## [TAREA ASIGNADA 1]
Responde a estas preguntas sobre el artículo del Puertito de Güímar:
(a) ¿En qué lugar se dieron cita los voluntarios durante el fin de semana?
(b) Según el artículo, ¿qué vuelve a las pocas horas?
(c) ¿Qué necesita la costa en lugar de parches eventuales?
## [TAREA ASIGNADA 2]
Imprime sin cambios la parte del artículo que se abre con las palabras "El fin de semana dejó" y se cierra con "sigue sin atajarse.".

Güímar

EL PUERTITO NECESITA ALGO MÁS QUE UN VOLUNTARIADO PARA LIMPIAR LA COSTA.

Güímar, a 34 de agosto de 2026.- La limpieza del litoral durante el fin de semana evidencia una realidad incómoda: el problema no es la falta de buenos propósitos, sino la ausencia de una estrategia municipal sostenida que abarque todo el núcleo costero y el municipio.

El fin de semana dejó una estampa solidaria en el Puertito de Güímar. Decenas de voluntarios se dieron cita en la costa para participar en una nueva jornada de limpieza del litoral, retirando residuos y concienciando sobre el cuidado del entorno marino. Un gesto loable y necesario que, sin embargo, no debe ocultar una realidad que ya cansa a los vecinos: la suciedad vuelve a las pocas horas y el problema de fondo sigue sin atajarse.

Porque más allá del aplauso a la iniciativa ciudadana, la sensación general es que el Ayuntamiento está externalizando su responsabilidad en las espaldas de los voluntarios. Es fundamental contar con la colaboración vecinal, pero no puede ser la única coartada. El consistorio tiene la obligación de ir un paso más allá y articular un plan de limpieza integral que no se limite a maquillar la imagen del litoral cuando hay convocatorias puntuales. La costa, al igual que el conjunto del núcleo costero, necesita un mantenimiento diario, no parches eventuales.

## [CONTENIDO DE FILAS]
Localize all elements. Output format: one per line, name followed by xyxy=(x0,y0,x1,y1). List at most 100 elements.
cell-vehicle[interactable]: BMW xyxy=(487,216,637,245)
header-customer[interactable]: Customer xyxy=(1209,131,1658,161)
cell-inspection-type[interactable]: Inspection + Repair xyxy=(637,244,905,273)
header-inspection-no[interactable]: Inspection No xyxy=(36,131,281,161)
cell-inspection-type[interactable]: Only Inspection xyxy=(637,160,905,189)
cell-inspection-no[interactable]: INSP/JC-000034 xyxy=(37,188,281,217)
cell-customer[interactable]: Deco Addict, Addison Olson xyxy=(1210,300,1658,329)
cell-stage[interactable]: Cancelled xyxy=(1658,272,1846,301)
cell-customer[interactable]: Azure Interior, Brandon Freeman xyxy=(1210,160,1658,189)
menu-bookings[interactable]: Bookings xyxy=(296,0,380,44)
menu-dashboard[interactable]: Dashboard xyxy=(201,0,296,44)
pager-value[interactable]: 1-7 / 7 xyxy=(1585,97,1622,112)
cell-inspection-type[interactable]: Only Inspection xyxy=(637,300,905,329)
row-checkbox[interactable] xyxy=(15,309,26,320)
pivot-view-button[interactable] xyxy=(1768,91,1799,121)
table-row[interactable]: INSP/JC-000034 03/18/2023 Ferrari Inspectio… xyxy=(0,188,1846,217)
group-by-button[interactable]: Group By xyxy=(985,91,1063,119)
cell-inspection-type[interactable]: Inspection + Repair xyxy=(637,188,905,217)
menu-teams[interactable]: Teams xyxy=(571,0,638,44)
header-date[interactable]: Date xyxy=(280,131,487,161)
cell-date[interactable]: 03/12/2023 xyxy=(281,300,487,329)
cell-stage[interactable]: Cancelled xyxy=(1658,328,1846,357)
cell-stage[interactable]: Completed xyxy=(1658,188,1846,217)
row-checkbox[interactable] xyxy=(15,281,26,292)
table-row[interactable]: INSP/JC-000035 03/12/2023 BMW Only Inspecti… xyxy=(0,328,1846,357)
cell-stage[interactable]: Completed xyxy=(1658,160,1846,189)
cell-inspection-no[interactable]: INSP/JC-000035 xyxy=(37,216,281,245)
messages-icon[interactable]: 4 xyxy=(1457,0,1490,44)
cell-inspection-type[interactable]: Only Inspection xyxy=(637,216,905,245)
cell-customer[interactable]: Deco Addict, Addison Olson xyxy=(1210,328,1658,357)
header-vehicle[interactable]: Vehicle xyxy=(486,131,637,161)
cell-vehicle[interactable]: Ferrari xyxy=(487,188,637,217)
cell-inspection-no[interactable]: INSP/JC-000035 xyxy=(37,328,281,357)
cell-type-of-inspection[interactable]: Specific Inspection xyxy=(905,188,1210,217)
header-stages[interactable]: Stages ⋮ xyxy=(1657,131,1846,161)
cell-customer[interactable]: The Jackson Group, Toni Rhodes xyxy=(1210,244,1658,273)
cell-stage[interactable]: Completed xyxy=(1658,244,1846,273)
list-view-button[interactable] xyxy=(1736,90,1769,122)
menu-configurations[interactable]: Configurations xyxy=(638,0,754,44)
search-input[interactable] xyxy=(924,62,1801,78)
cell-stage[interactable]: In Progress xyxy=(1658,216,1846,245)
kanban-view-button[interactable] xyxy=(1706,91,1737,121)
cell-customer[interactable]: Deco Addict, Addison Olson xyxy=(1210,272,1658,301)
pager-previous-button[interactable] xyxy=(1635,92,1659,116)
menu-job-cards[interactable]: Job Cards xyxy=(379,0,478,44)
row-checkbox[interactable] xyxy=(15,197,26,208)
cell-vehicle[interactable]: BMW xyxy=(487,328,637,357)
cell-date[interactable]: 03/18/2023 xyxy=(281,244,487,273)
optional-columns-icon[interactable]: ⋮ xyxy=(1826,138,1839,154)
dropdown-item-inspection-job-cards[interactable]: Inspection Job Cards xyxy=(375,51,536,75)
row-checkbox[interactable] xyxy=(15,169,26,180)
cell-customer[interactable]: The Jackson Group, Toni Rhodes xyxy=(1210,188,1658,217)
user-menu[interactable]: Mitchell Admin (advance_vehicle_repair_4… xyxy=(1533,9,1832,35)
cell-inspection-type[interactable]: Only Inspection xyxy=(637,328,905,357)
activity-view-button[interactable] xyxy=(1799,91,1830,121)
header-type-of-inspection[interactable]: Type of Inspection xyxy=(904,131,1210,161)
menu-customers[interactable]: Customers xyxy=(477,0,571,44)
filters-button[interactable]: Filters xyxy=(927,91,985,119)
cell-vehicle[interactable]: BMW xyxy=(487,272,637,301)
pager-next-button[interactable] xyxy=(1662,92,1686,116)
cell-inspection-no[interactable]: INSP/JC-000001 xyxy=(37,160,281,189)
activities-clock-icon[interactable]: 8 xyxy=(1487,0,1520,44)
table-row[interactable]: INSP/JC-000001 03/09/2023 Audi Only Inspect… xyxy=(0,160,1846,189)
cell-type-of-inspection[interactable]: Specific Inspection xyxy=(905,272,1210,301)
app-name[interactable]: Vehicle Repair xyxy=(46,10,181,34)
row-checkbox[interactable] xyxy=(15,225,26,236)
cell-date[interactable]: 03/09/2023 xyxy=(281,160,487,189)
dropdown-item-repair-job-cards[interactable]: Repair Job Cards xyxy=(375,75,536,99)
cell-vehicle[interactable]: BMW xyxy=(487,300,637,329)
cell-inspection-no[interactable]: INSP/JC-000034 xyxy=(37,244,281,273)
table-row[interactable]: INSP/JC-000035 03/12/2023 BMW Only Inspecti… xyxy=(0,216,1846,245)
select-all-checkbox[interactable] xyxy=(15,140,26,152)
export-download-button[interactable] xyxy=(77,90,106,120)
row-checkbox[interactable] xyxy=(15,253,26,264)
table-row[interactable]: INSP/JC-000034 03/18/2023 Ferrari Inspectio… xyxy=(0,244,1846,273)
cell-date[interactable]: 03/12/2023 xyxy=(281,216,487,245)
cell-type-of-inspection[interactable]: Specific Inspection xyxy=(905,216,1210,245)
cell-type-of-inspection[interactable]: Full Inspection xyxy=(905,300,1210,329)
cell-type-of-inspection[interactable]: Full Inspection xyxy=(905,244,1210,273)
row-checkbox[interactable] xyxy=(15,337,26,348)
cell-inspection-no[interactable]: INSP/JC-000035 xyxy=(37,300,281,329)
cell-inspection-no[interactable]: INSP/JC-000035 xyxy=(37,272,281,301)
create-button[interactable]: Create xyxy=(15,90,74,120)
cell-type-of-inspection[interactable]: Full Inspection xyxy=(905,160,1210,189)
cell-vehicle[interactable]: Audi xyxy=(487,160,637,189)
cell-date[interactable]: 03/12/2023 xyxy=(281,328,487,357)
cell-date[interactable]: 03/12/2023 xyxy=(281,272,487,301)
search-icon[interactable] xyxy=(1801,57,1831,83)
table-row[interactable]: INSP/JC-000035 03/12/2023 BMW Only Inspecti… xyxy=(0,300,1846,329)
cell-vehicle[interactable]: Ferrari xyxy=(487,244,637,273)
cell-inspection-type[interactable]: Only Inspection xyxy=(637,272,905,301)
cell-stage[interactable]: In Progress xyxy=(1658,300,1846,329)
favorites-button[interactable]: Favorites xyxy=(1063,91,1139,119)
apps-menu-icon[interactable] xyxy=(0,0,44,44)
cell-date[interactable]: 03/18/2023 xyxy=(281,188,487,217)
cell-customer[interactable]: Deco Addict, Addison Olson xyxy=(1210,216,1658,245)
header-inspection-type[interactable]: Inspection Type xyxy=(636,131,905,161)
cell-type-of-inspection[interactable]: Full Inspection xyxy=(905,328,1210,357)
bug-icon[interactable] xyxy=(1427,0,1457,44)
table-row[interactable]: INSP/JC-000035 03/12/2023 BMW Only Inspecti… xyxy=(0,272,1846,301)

## [RESPUESTA 1]
(a) En la costa del Puertito de Güímar.
(b) La suciedad.
(c) Un mantenimiento diario.

## [RESPUESTA 2]
El fin de semana dejó una estampa solidaria en el Puertito de Güímar. Decenas de voluntarios se dieron cita en la costa para participar en una nueva jornada de limpieza del litoral, retirando residuos y concienciando sobre el cuidado del entorno marino. Un gesto loable y necesario que, sin embargo, no debe ocultar una realidad que ya cansa a los vecinos: la suciedad vuelve a las pocas horas y el problema de fondo sigue sin atajarse.